[WHAT YOU HAVE TO DO]
Give all of the lines again exactly as they read.

[INFORMATION SHOWN]
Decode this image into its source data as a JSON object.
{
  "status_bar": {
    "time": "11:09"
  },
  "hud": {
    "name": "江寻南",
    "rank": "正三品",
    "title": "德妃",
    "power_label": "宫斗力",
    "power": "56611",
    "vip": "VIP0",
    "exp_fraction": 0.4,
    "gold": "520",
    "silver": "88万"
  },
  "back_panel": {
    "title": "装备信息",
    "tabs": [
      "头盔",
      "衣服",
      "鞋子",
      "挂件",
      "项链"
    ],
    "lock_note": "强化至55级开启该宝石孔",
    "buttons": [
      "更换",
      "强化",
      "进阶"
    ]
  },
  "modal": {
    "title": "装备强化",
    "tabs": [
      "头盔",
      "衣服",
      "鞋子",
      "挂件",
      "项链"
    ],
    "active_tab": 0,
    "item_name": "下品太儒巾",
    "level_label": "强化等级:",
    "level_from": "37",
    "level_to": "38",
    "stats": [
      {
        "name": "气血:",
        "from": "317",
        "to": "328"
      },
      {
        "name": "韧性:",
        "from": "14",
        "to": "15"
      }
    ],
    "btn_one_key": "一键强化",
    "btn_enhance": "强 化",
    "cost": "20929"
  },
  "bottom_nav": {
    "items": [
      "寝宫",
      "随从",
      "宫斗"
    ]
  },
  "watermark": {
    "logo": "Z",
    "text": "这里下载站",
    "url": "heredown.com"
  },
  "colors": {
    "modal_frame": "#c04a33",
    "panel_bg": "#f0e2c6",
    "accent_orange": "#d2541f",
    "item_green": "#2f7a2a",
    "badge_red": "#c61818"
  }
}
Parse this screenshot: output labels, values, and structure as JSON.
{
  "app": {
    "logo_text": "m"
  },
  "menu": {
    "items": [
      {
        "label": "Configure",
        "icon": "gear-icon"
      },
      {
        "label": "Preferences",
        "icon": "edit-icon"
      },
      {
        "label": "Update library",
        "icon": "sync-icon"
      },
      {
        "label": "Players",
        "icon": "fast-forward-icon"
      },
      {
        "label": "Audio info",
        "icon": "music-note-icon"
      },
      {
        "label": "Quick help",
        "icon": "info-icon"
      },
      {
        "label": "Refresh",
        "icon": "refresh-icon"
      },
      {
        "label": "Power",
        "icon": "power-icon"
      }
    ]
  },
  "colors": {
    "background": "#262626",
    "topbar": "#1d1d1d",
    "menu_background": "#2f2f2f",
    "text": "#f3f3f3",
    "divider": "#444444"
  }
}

[SOLUTION BELOW]
Decode this image into its source data as a JSON object.
{
  "status_bar": {
    "time": "11:09"
  },
  "hud": {
    "name": "江寻南",
    "rank": "正三品",
    "title": "德妃",
    "power_label": "宫斗力",
    "power": "56611",
    "vip": "VIP0",
    "exp_fraction": 0.4,
    "gold": "520",
    "silver": "88万"
  },
  "back_panel": {
    "title": "装备信息",
    "tabs": [
      "头盔",
      "衣服",
      "鞋子",
      "挂件",
      "项链"
    ],
    "lock_note": "强化至55级开启该宝石孔",
    "buttons": [
      "更换",
      "强化",
      "进阶"
    ]
  },
  "modal": {
    "title": "装备强化",
    "tabs": [
      "头盔",
      "衣服",
      "鞋子",
      "挂件",
      "项链"
    ],
    "active_tab": 0,
    "item_name": "下品太儒巾",
    "level_label": "强化等级:",
    "level_from": "37",
    "level_to": "38",
    "stats": [
      {
        "name": "气血:",
        "from": "317",
        "to": "328"
      },
      {
        "name": "韧性:",
        "from": "14",
        "to": "15"
      }
    ],
    "btn_one_key": "一键强化",
    "btn_enhance": "强 化",
    "cost": "20929"
  },
  "bottom_nav": {
    "items": [
      "寝宫",
      "随从",
      "宫斗"
    ]
  },
  "watermark": {
    "logo": "Z",
    "text": "这里下载站",
    "url": "heredown.com"
  },
  "colors": {
    "modal_frame": "#c04a33",
    "panel_bg": "#f0e2c6",
    "accent_orange": "#d2541f",
    "item_green": "#2f7a2a",
    "badge_red": "#c61818"
  }
}
Parse this screenshot: output labels, values, and structure as JSON.
{
  "app": {
    "logo_text": "m"
  },
  "menu": {
    "items": [
      {
        "label": "Configure",
        "icon": "gear-icon"
      },
      {
        "label": "Preferences",
        "icon": "edit-icon"
      },
      {
        "label": "Update library",
        "icon": "sync-icon"
      },
      {
        "label": "Players",
        "icon": "fast-forward-icon"
      },
      {
        "label": "Audio info",
        "icon": "music-note-icon"
      },
      {
        "label": "Quick help",
        "icon": "info-icon"
      },
      {
        "label": "Refresh",
        "icon": "refresh-icon"
      },
      {
        "label": "Power",
        "icon": "power-icon"
      }
    ]
  },
  "colors": {
    "background": "#262626",
    "topbar": "#1d1d1d",
    "menu_background": "#2f2f2f",
    "text": "#f3f3f3",
    "divider": "#444444"
  }
}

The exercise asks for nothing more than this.